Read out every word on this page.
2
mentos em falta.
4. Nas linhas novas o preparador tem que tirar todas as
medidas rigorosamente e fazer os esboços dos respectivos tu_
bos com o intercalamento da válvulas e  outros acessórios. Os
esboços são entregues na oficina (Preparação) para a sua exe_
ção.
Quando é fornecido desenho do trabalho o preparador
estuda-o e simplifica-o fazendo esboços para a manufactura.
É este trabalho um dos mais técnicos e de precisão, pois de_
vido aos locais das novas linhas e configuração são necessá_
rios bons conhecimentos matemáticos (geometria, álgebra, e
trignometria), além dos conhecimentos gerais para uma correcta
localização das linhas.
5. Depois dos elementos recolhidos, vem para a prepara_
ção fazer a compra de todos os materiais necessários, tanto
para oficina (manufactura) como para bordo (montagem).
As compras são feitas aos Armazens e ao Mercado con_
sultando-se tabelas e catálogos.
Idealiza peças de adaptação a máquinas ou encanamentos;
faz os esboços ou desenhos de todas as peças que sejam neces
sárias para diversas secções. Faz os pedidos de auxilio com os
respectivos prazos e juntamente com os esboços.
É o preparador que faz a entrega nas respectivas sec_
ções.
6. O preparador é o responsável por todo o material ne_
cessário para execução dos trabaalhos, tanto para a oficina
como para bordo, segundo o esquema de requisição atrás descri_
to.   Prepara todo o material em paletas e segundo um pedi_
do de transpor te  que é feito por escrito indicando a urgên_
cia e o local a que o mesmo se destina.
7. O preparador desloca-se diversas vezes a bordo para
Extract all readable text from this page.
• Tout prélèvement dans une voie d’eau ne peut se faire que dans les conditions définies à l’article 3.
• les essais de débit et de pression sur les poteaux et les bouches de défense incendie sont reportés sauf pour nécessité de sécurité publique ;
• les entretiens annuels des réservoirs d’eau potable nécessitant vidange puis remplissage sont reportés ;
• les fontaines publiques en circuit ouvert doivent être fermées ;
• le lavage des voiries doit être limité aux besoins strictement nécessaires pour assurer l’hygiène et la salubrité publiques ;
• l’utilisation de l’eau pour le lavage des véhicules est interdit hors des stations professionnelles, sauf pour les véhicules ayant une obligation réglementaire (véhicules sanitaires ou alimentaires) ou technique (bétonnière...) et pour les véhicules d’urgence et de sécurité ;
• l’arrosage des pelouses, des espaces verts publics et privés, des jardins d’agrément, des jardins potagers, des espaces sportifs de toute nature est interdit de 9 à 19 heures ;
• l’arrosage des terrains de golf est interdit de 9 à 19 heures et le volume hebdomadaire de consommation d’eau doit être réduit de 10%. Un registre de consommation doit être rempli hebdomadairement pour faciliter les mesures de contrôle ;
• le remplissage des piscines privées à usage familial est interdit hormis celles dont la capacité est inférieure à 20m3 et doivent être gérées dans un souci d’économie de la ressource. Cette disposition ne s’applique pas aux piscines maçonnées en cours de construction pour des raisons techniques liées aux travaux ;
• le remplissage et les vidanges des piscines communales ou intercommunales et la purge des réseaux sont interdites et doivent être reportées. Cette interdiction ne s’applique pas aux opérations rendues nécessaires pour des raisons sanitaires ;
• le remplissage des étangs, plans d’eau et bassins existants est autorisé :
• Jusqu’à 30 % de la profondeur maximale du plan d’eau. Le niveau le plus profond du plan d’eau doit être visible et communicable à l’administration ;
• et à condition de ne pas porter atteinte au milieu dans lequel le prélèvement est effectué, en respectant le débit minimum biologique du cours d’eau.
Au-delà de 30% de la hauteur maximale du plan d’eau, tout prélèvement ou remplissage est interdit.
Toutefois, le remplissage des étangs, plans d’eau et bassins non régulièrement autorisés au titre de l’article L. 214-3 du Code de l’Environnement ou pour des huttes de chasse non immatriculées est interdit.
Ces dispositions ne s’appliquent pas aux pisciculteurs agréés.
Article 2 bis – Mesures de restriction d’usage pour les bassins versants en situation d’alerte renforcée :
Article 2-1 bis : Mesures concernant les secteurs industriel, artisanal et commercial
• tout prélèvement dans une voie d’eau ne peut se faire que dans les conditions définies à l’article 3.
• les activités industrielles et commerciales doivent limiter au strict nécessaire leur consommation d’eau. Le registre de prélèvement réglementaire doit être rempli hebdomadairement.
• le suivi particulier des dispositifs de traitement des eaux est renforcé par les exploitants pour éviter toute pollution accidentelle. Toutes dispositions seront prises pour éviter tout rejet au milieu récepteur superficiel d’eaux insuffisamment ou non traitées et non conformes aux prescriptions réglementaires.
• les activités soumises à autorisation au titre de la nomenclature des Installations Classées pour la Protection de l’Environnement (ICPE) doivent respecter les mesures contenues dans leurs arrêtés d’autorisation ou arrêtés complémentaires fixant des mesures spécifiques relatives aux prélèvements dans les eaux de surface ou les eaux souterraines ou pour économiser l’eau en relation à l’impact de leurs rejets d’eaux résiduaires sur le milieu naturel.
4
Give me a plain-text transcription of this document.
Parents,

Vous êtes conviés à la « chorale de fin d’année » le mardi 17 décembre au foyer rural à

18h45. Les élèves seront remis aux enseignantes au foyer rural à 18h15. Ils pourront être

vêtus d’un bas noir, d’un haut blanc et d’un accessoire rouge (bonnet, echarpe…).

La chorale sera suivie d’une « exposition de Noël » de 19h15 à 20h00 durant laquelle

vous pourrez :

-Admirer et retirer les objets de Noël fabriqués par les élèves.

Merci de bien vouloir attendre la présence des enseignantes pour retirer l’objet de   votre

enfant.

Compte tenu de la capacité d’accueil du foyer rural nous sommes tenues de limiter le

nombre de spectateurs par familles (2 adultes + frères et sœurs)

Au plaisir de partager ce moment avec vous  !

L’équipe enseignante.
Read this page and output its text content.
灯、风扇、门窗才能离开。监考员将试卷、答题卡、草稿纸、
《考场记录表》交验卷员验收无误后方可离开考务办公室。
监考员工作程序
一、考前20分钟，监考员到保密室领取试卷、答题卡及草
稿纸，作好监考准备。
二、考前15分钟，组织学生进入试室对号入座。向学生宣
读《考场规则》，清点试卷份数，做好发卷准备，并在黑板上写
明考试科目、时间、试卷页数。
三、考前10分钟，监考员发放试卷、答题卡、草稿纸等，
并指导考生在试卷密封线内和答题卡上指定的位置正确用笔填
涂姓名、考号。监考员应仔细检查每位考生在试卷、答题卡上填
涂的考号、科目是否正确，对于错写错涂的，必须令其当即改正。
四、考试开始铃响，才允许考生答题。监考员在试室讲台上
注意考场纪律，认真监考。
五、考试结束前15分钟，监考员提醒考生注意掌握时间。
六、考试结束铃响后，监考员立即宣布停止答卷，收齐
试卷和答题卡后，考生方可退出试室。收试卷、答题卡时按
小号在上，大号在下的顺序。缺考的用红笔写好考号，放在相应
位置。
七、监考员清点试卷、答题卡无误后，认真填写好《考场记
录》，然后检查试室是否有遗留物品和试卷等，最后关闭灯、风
######
Task brief: Extract all of the material exactly as it is written.

Answer for this exercise:
Read out every word on this page.
2
mentos em falta.
4. Nas linhas novas o preparador tem que tirar todas as
medidas rigorosamente e fazer os esboços dos respectivos tu_
bos com o intercalamento da válvulas e  outros acessórios. Os
esboços são entregues na oficina (Preparação) para a sua exe_
ção.
Quando é fornecido desenho do trabalho o preparador
estuda-o e simplifica-o fazendo esboços para a manufactura.
É este trabalho um dos mais técnicos e de precisão, pois de_
vido aos locais das novas linhas e configuração são necessá_
rios bons conhecimentos matemáticos (geometria, álgebra, e
trignometria), além dos conhecimentos gerais para uma correcta
localização das linhas.
5. Depois dos elementos recolhidos, vem para a prepara_
ção fazer a compra de todos os materiais necessários, tanto
para oficina (manufactura) como para bordo (montagem).
As compras são feitas aos Armazens e ao Mercado con_
sultando-se tabelas e catálogos.
Idealiza peças de adaptação a máquinas ou encanamentos;
faz os esboços ou desenhos de todas as peças que sejam neces
sárias para diversas secções. Faz os pedidos de auxilio com os
respectivos prazos e juntamente com os esboços.
É o preparador que faz a entrega nas respectivas sec_
ções.
6. O preparador é o responsável por todo o material ne_
cessário para execução dos trabaalhos, tanto para a oficina
como para bordo, segundo o esquema de requisição atrás descri_
to.   Prepara todo o material em paletas e segundo um pedi_
do de transpor te  que é feito por escrito indicando a urgên_
cia e o local a que o mesmo se destina.
7. O preparador desloca-se diversas vezes a bordo para
Extract all readable text from this page.
• Tout prélèvement dans une voie d’eau ne peut se faire que dans les conditions définies à l’article 3.
• les essais de débit et de pression sur les poteaux et les bouches de défense incendie sont reportés sauf pour nécessité de sécurité publique ;
• les entretiens annuels des réservoirs d’eau potable nécessitant vidange puis remplissage sont reportés ;
• les fontaines publiques en circuit ouvert doivent être fermées ;
• le lavage des voiries doit être limité aux besoins strictement nécessaires pour assurer l’hygiène et la salubrité publiques ;
• l’utilisation de l’eau pour le lavage des véhicules est interdit hors des stations professionnelles, sauf pour les véhicules ayant une obligation réglementaire (véhicules sanitaires ou alimentaires) ou technique (bétonnière...) et pour les véhicules d’urgence et de sécurité ;
• l’arrosage des pelouses, des espaces verts publics et privés, des jardins d’agrément, des jardins potagers, des espaces sportifs de toute nature est interdit de 9 à 19 heures ;
• l’arrosage des terrains de golf est interdit de 9 à 19 heures et le volume hebdomadaire de consommation d’eau doit être réduit de 10%. Un registre de consommation doit être rempli hebdomadairement pour faciliter les mesures de contrôle ;
• le remplissage des piscines privées à usage familial est interdit hormis celles dont la capacité est inférieure à 20m3 et doivent être gérées dans un souci d’économie de la ressource. Cette disposition ne s’applique pas aux piscines maçonnées en cours de construction pour des raisons techniques liées aux travaux ;
• le remplissage et les vidanges des piscines communales ou intercommunales et la purge des réseaux sont interdites et doivent être reportées. Cette interdiction ne s’applique pas aux opérations rendues nécessaires pour des raisons sanitaires ;
• le remplissage des étangs, plans d’eau et bassins existants est autorisé :
• Jusqu’à 30 % de la profondeur maximale du plan d’eau. Le niveau le plus profond du plan d’eau doit être visible et communicable à l’administration ;
• et à condition de ne pas porter atteinte au milieu dans lequel le prélèvement est effectué, en respectant le débit minimum biologique du cours d’eau.
Au-delà de 30% de la hauteur maximale du plan d’eau, tout prélèvement ou remplissage est interdit.
Toutefois, le remplissage des étangs, plans d’eau et bassins non régulièrement autorisés au titre de l’article L. 214-3 du Code de l’Environnement ou pour des huttes de chasse non immatriculées est interdit.
Ces dispositions ne s’appliquent pas aux pisciculteurs agréés.
Article 2 bis – Mesures de restriction d’usage pour les bassins versants en situation d’alerte renforcée :
Article 2-1 bis : Mesures concernant les secteurs industriel, artisanal et commercial
• tout prélèvement dans une voie d’eau ne peut se faire que dans les conditions définies à l’article 3.
• les activités industrielles et commerciales doivent limiter au strict nécessaire leur consommation d’eau. Le registre de prélèvement réglementaire doit être rempli hebdomadairement.
• le suivi particulier des dispositifs de traitement des eaux est renforcé par les exploitants pour éviter toute pollution accidentelle. Toutes dispositions seront prises pour éviter tout rejet au milieu récepteur superficiel d’eaux insuffisamment ou non traitées et non conformes aux prescriptions réglementaires.
• les activités soumises à autorisation au titre de la nomenclature des Installations Classées pour la Protection de l’Environnement (ICPE) doivent respecter les mesures contenues dans leurs arrêtés d’autorisation ou arrêtés complémentaires fixant des mesures spécifiques relatives aux prélèvements dans les eaux de surface ou les eaux souterraines ou pour économiser l’eau en relation à l’impact de leurs rejets d’eaux résiduaires sur le milieu naturel.
4
Give me a plain-text transcription of this document.
Parents,

Vous êtes conviés à la « chorale de fin d’année » le mardi 17 décembre au foyer rural à

18h45. Les élèves seront remis aux enseignantes au foyer rural à 18h15. Ils pourront être

vêtus d’un bas noir, d’un haut blanc et d’un accessoire rouge (bonnet, echarpe…).

La chorale sera suivie d’une « exposition de Noël » de 19h15 à 20h00 durant laquelle

vous pourrez :

-Admirer et retirer les objets de Noël fabriqués par les élèves.

Merci de bien vouloir attendre la présence des enseignantes pour retirer l’objet de   votre

enfant.

Compte tenu de la capacité d’accueil du foyer rural nous sommes tenues de limiter le

nombre de spectateurs par familles (2 adultes + frères et sœurs)

Au plaisir de partager ce moment avec vous  !

L’équipe enseignante.
Read this page and output its text content.
灯、风扇、门窗才能离开。监考员将试卷、答题卡、草稿纸、
《考场记录表》交验卷员验收无误后方可离开考务办公室。
监考员工作程序
一、考前20分钟，监考员到保密室领取试卷、答题卡及草
稿纸，作好监考准备。
二、考前15分钟，组织学生进入试室对号入座。向学生宣
读《考场规则》，清点试卷份数，做好发卷准备，并在黑板上写
明考试科目、时间、试卷页数。
三、考前10分钟，监考员发放试卷、答题卡、草稿纸等，
并指导考生在试卷密封线内和答题卡上指定的位置正确用笔填
涂姓名、考号。监考员应仔细检查每位考生在试卷、答题卡上填
涂的考号、科目是否正确，对于错写错涂的，必须令其当即改正。
四、考试开始铃响，才允许考生答题。监考员在试室讲台上
注意考场纪律，认真监考。
五、考试结束前15分钟，监考员提醒考生注意掌握时间。
六、考试结束铃响后，监考员立即宣布停止答卷，收齐
试卷和答题卡后，考生方可退出试室。收试卷、答题卡时按
小号在上，大号在下的顺序。缺考的用红笔写好考号，放在相应
位置。
七、监考员清点试卷、答题卡无误后，认真填写好《考场记
录》，然后检查试室是否有遗留物品和试卷等，最后关闭灯、风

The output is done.